Aim: Transcribe the data that follows precisely, omitting nothing.

════════════════

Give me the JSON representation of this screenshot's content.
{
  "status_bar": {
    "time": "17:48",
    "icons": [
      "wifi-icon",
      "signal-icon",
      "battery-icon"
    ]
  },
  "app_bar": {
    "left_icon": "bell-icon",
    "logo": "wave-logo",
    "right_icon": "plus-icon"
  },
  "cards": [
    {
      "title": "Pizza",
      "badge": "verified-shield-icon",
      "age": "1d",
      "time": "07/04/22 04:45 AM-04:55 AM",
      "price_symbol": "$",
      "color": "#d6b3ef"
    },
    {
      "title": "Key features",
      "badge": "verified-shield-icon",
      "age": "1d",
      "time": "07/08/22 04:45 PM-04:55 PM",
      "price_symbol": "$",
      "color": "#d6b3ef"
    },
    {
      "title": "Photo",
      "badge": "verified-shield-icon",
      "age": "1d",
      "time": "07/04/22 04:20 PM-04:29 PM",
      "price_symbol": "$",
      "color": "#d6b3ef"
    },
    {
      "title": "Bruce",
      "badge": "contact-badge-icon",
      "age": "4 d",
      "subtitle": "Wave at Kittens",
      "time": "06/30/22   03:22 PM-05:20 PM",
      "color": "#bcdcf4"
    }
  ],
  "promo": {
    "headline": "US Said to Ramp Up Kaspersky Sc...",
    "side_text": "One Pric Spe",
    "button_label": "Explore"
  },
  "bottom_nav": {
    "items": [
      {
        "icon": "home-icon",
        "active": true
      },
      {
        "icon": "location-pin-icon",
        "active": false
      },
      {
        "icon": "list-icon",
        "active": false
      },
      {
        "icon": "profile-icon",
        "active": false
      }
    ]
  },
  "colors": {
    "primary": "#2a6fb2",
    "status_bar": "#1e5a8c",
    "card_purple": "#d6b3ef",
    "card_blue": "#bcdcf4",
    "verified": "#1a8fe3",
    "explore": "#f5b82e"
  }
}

════════════════

Final result:
Give me the JSON representation of this screenshot's content.
{
  "status_bar": {
    "time": "17:48",
    "icons": [
      "wifi-icon",
      "signal-icon",
      "battery-icon"
    ]
  },
  "app_bar": {
    "left_icon": "bell-icon",
    "logo": "wave-logo",
    "right_icon": "plus-icon"
  },
  "cards": [
    {
      "title": "Pizza",
      "badge": "verified-shield-icon",
      "age": "1d",
      "time": "07/04/22 04:45 AM-04:55 AM",
      "price_symbol": "$",
      "color": "#d6b3ef"
    },
    {
      "title": "Key features",
      "badge": "verified-shield-icon",
      "age": "1d",
      "time": "07/08/22 04:45 PM-04:55 PM",
      "price_symbol": "$",
      "color": "#d6b3ef"
    },
    {
      "title": "Photo",
      "badge": "verified-shield-icon",
      "age": "1d",
      "time": "07/04/22 04:20 PM-04:29 PM",
      "price_symbol": "$",
      "color": "#d6b3ef"
    },
    {
      "title": "Bruce",
      "badge": "contact-badge-icon",
      "age": "4 d",
      "subtitle": "Wave at Kittens",
      "time": "06/30/22   03:22 PM-05:20 PM",
      "color": "#bcdcf4"
    }
  ],
  "promo": {
    "headline": "US Said to Ramp Up Kaspersky Sc...",
    "side_text": "One Pric Spe",
    "button_label": "Explore"
  },
  "bottom_nav": {
    "items": [
      {
        "icon": "home-icon",
        "active": true
      },
      {
        "icon": "location-pin-icon",
        "active": false
      },
      {
        "icon": "list-icon",
        "active": false
      },
      {
        "icon": "profile-icon",
        "active": false
      }
    ]
  },
  "colors": {
    "primary": "#2a6fb2",
    "status_bar": "#1e5a8c",
    "card_purple": "#d6b3ef",
    "card_blue": "#bcdcf4",
    "verified": "#1a8fe3",
    "explore": "#f5b82e"
  }
}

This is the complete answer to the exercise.